- **Work to complete**:
Restate the data exactly as given and keep the pictures out.
[START The input]
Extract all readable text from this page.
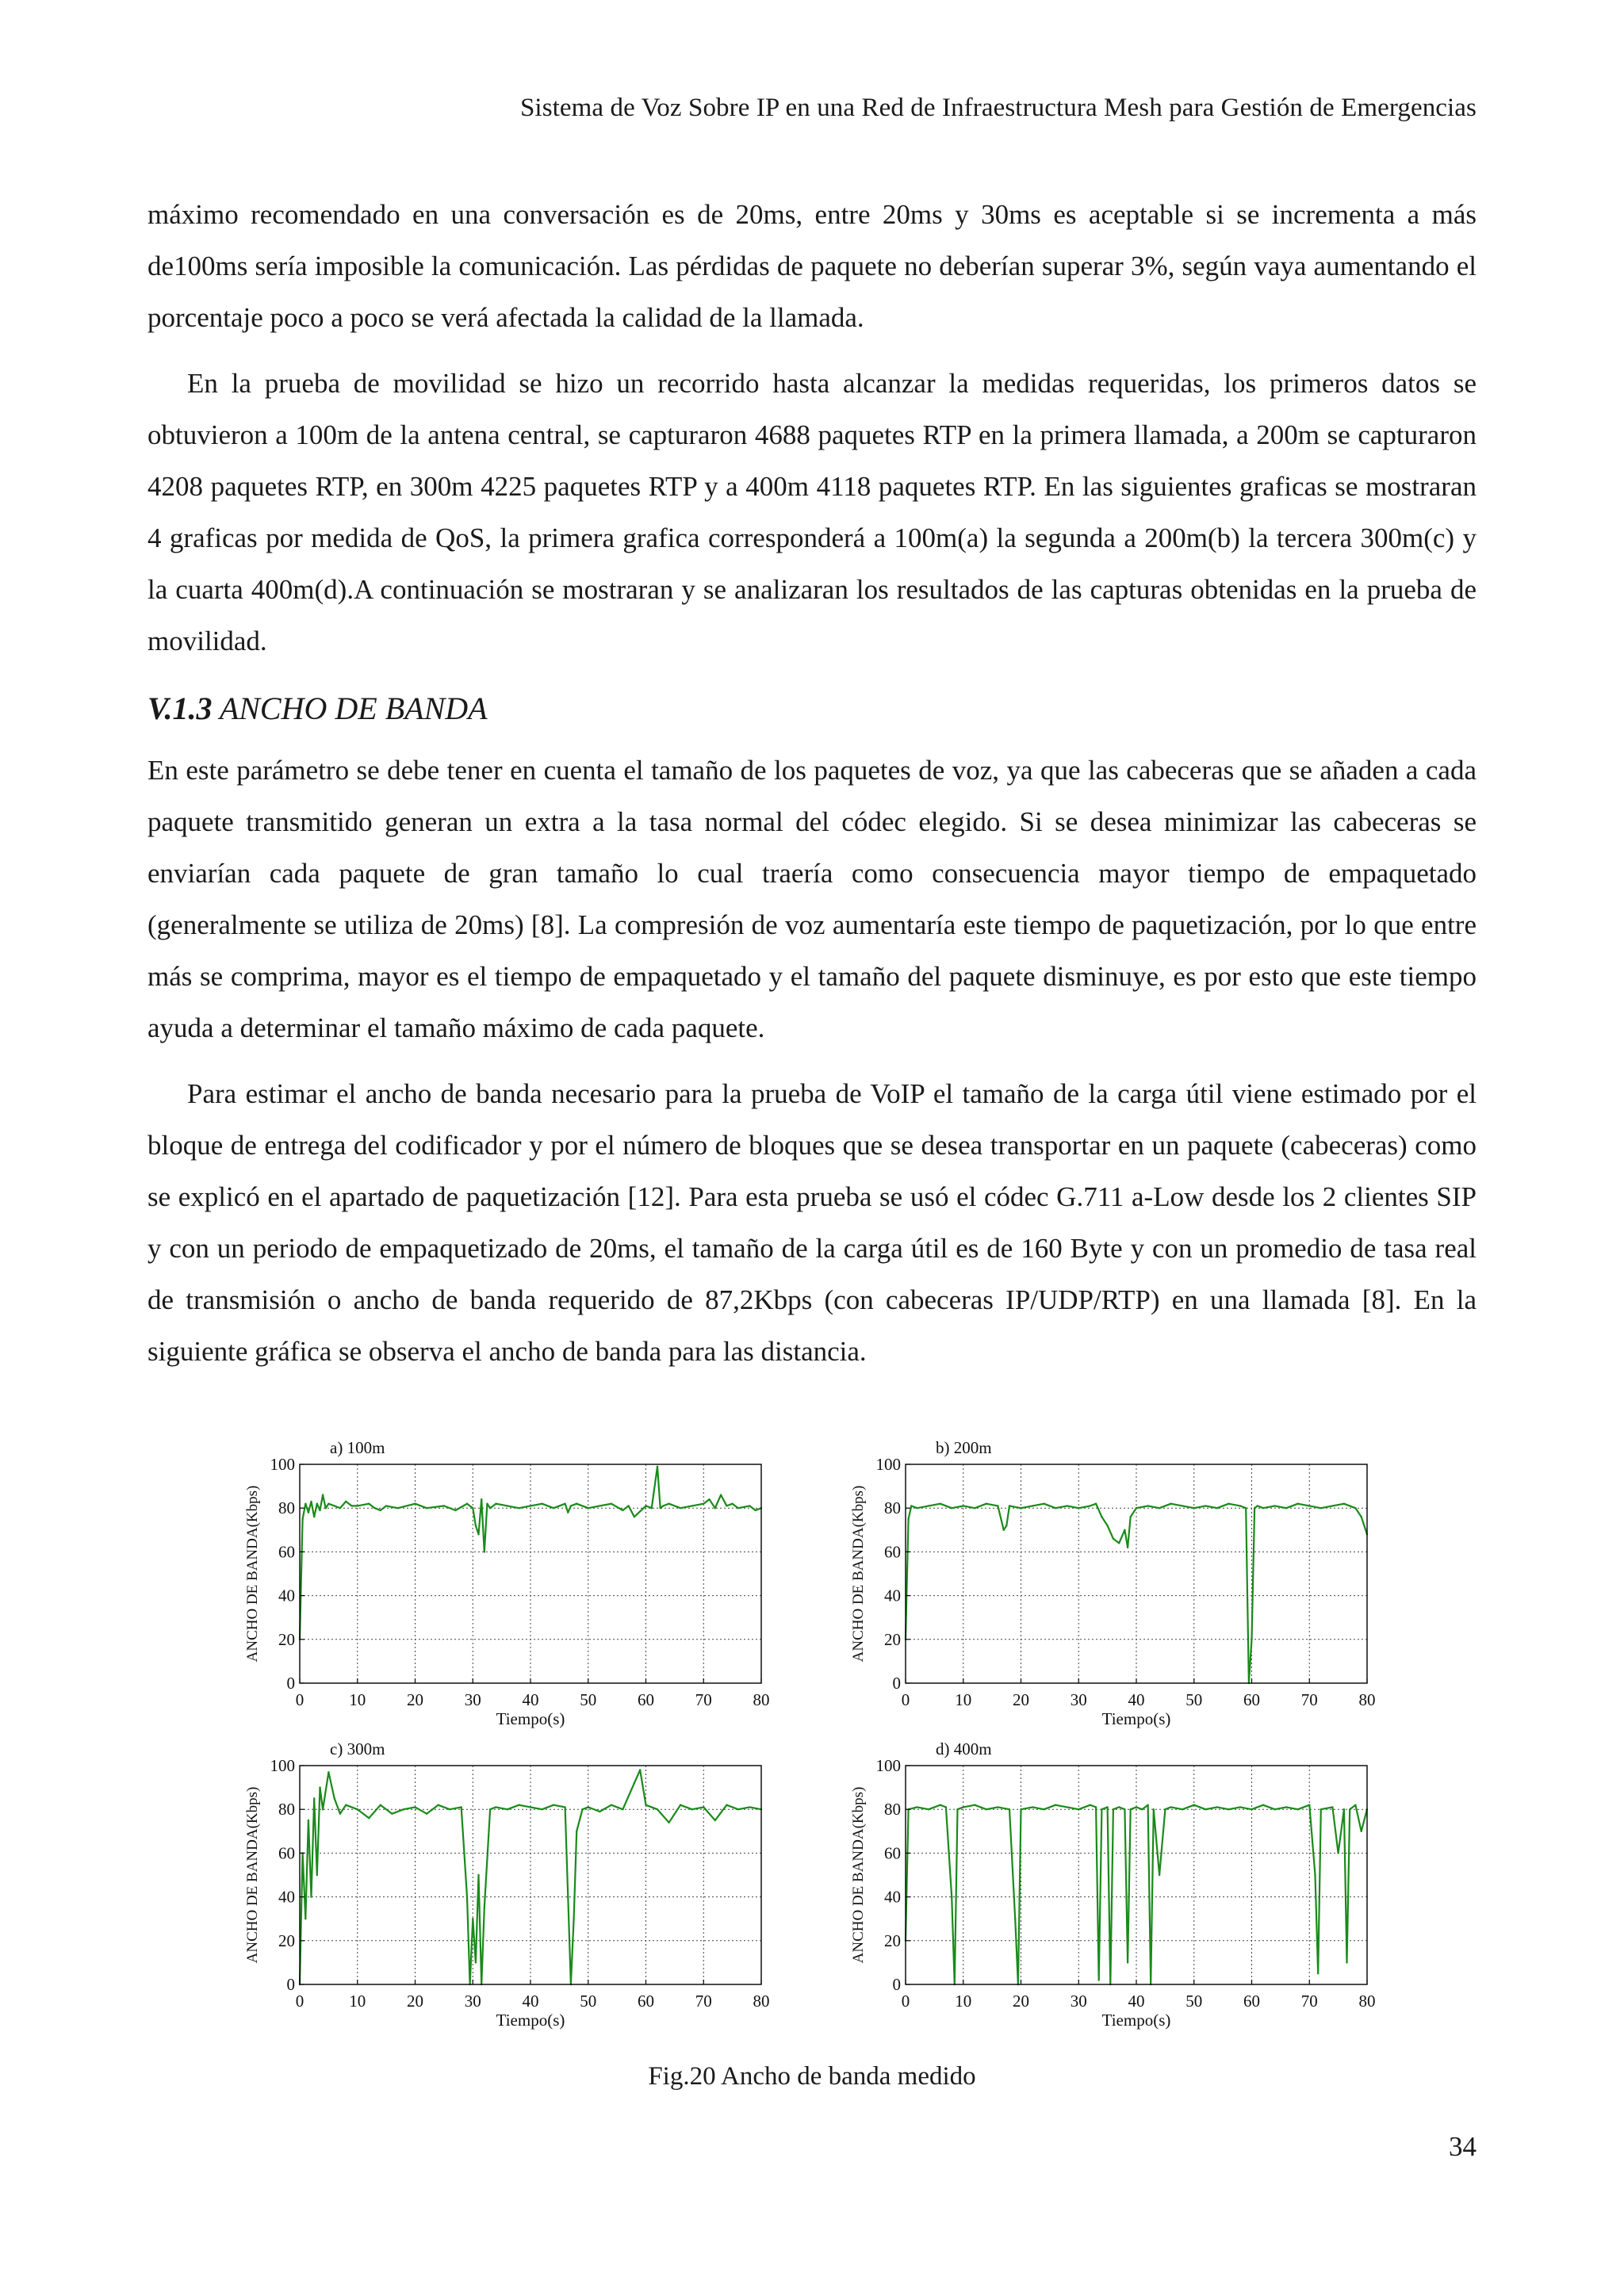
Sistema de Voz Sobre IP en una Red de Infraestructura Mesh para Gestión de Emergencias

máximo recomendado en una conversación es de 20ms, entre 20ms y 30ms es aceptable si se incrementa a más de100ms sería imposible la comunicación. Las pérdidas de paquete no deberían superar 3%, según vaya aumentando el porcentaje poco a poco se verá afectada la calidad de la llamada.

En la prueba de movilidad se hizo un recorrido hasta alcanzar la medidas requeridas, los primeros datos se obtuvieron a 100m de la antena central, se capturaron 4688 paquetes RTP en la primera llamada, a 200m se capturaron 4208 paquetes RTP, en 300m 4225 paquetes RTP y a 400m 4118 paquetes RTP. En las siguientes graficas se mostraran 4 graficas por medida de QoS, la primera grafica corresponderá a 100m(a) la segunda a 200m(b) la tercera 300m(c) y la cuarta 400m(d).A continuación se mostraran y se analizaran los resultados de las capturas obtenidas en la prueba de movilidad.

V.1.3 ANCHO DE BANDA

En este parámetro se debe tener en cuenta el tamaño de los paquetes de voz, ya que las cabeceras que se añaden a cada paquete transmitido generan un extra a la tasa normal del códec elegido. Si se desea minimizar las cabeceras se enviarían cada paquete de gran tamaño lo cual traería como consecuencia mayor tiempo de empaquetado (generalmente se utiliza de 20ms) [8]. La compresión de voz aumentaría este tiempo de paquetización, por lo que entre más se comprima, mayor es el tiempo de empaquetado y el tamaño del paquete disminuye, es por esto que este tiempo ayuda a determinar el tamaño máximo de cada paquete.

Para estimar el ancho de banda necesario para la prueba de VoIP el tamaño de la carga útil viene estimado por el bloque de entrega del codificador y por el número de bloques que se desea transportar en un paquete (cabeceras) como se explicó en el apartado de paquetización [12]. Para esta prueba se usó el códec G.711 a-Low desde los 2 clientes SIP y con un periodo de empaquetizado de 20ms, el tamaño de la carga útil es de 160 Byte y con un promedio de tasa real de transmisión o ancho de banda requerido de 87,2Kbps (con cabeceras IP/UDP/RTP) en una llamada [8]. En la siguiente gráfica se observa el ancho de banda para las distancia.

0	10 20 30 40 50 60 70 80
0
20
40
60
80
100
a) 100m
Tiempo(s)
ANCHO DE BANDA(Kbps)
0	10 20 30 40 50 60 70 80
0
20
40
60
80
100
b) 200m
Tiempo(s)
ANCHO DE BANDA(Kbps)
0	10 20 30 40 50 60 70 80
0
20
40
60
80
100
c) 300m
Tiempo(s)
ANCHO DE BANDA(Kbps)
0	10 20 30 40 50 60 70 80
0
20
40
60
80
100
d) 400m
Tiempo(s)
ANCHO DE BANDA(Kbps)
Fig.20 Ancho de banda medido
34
[END The input]
- **Right answer**:
Extract all readable text from this page.
Sistema de Voz Sobre IP en una Red de Infraestructura Mesh para Gestión de Emergencias

máximo recomendado en una conversación es de 20ms, entre 20ms y 30ms es aceptable si se incrementa a más de100ms sería imposible la comunicación. Las pérdidas de paquete no deberían superar 3%, según vaya aumentando el porcentaje poco a poco se verá afectada la calidad de la llamada.

En la prueba de movilidad se hizo un recorrido hasta alcanzar la medidas requeridas, los primeros datos se obtuvieron a 100m de la antena central, se capturaron 4688 paquetes RTP en la primera llamada, a 200m se capturaron 4208 paquetes RTP, en 300m 4225 paquetes RTP y a 400m 4118 paquetes RTP. En las siguientes graficas se mostraran 4 graficas por medida de QoS, la primera grafica corresponderá a 100m(a) la segunda a 200m(b) la tercera 300m(c) y la cuarta 400m(d).A continuación se mostraran y se analizaran los resultados de las capturas obtenidas en la prueba de movilidad.

V.1.3 ANCHO DE BANDA

En este parámetro se debe tener en cuenta el tamaño de los paquetes de voz, ya que las cabeceras que se añaden a cada paquete transmitido generan un extra a la tasa normal del códec elegido. Si se desea minimizar las cabeceras se enviarían cada paquete de gran tamaño lo cual traería como consecuencia mayor tiempo de empaquetado (generalmente se utiliza de 20ms) [8]. La compresión de voz aumentaría este tiempo de paquetización, por lo que entre más se comprima, mayor es el tiempo de empaquetado y el tamaño del paquete disminuye, es por esto que este tiempo ayuda a determinar el tamaño máximo de cada paquete.

Para estimar el ancho de banda necesario para la prueba de VoIP el tamaño de la carga útil viene estimado por el bloque de entrega del codificador y por el número de bloques que se desea transportar en un paquete (cabeceras) como se explicó en el apartado de paquetización [12]. Para esta prueba se usó el códec G.711 a-Low desde los 2 clientes SIP y con un periodo de empaquetizado de 20ms, el tamaño de la carga útil es de 160 Byte y con un promedio de tasa real de transmisión o ancho de banda requerido de 87,2Kbps (con cabeceras IP/UDP/RTP) en una llamada [8]. En la siguiente gráfica se observa el ancho de banda para las distancia.

0	10 20 30 40 50 60 70 80
0
20
40
60
80
100
a) 100m
Tiempo(s)
ANCHO DE BANDA(Kbps)
0	10 20 30 40 50 60 70 80
0
20
40
60
80
100
b) 200m
Tiempo(s)
ANCHO DE BANDA(Kbps)
0	10 20 30 40 50 60 70 80
0
20
40
60
80
100
c) 300m
Tiempo(s)
ANCHO DE BANDA(Kbps)
0	10 20 30 40 50 60 70 80
0
20
40
60
80
100
d) 400m
Tiempo(s)
ANCHO DE BANDA(Kbps)
Fig.20 Ancho de banda medido
34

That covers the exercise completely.